▼

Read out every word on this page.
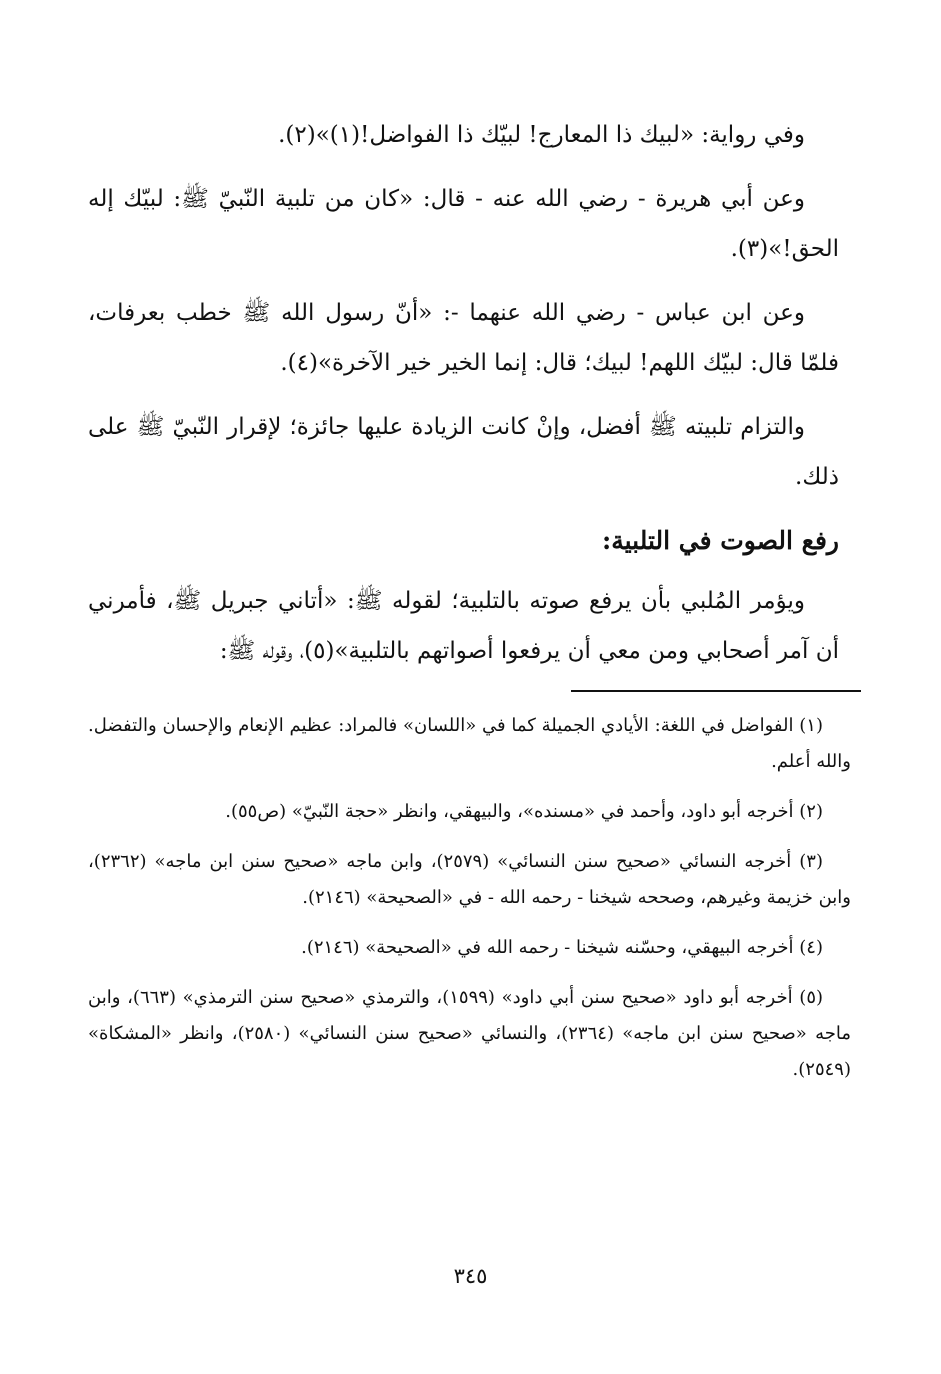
وفي رواية: «لبيك ذا المعارج! لبيّك ذا الفواضل!(١)»(٢).

وعن أبي هريرة - رضي الله عنه - قال: «كان من تلبية النّبيّ ﷺ: لبيّك إله الحق!»(٣).

وعن ابن عباس - رضي الله عنهما -: «أنّ رسول الله ﷺ خطب بعرفات، فلمّا قال: لبيّك اللهم! لبيك؛ قال: إنما الخير خير الآخرة»(٤).

والتزام تلبيته ﷺ أفضل، وإنْ كانت الزيادة عليها جائزة؛ لإقرار النّبيّ ﷺ على ذلك.

رفع الصوت في التلبية:

ويؤمر المُلبي بأن يرفع صوته بالتلبية؛ لقوله ﷺ: «أتاني جبريل ﷺ، فأمرني أن آمر أصحابي ومن معي أن يرفعوا أصواتهم بالتلبية»(٥)، وقوله ﷺ:

(١) الفواضل في اللغة: الأيادي الجميلة كما في «اللسان» فالمراد: عظيم الإنعام والإحسان والتفضل. والله أعلم.

(٢) أخرجه أبو داود، وأحمد في «مسنده»، والبيهقي، وانظر «حجة النّبيّ» (ص٥٥).

(٣) أخرجه النسائي «صحيح سنن النسائي» (٢٥٧٩)، وابن ماجه «صحيح سنن ابن ماجه» (٢٣٦٢)، وابن خزيمة وغيرهم، وصححه شيخنا - رحمه الله - في «الصحيحة» (٢١٤٦).

(٤) أخرجه البيهقي، وحسّنه شيخنا - رحمه الله في «الصحيحة» (٢١٤٦).

(٥) أخرجه أبو داود «صحيح سنن أبي داود» (١٥٩٩)، والترمذي «صحيح سنن الترمذي» (٦٦٣)، وابن ماجه «صحيح سنن ابن ماجه» (٢٣٦٤)، والنسائي «صحيح سنن النسائي» (٢٥٨٠)، وانظر «المشكاة» (٢٥٤٩).

٣٤٥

▲

• **DIRECTIVE**
Leave the pictures out and reproduce each record exactly as written.

• **CORRECT RESPONSE**
Read out every word on this page.
وفي رواية: «لبيك ذا المعارج! لبيّك ذا الفواضل!(١)»(٢).

وعن أبي هريرة - رضي الله عنه - قال: «كان من تلبية النّبيّ ﷺ: لبيّك إله الحق!»(٣).

وعن ابن عباس - رضي الله عنهما -: «أنّ رسول الله ﷺ خطب بعرفات، فلمّا قال: لبيّك اللهم! لبيك؛ قال: إنما الخير خير الآخرة»(٤).

والتزام تلبيته ﷺ أفضل، وإنْ كانت الزيادة عليها جائزة؛ لإقرار النّبيّ ﷺ على ذلك.

رفع الصوت في التلبية:

ويؤمر المُلبي بأن يرفع صوته بالتلبية؛ لقوله ﷺ: «أتاني جبريل ﷺ، فأمرني أن آمر أصحابي ومن معي أن يرفعوا أصواتهم بالتلبية»(٥)، وقوله ﷺ:

(١) الفواضل في اللغة: الأيادي الجميلة كما في «اللسان» فالمراد: عظيم الإنعام والإحسان والتفضل. والله أعلم.

(٢) أخرجه أبو داود، وأحمد في «مسنده»، والبيهقي، وانظر «حجة النّبيّ» (ص٥٥).

(٣) أخرجه النسائي «صحيح سنن النسائي» (٢٥٧٩)، وابن ماجه «صحيح سنن ابن ماجه» (٢٣٦٢)، وابن خزيمة وغيرهم، وصححه شيخنا - رحمه الله - في «الصحيحة» (٢١٤٦).

(٤) أخرجه البيهقي، وحسّنه شيخنا - رحمه الله في «الصحيحة» (٢١٤٦).

(٥) أخرجه أبو داود «صحيح سنن أبي داود» (١٥٩٩)، والترمذي «صحيح سنن الترمذي» (٦٦٣)، وابن ماجه «صحيح سنن ابن ماجه» (٢٣٦٤)، والنسائي «صحيح سنن النسائي» (٢٥٨٠)، وانظر «المشكاة» (٢٥٤٩).

٣٤٥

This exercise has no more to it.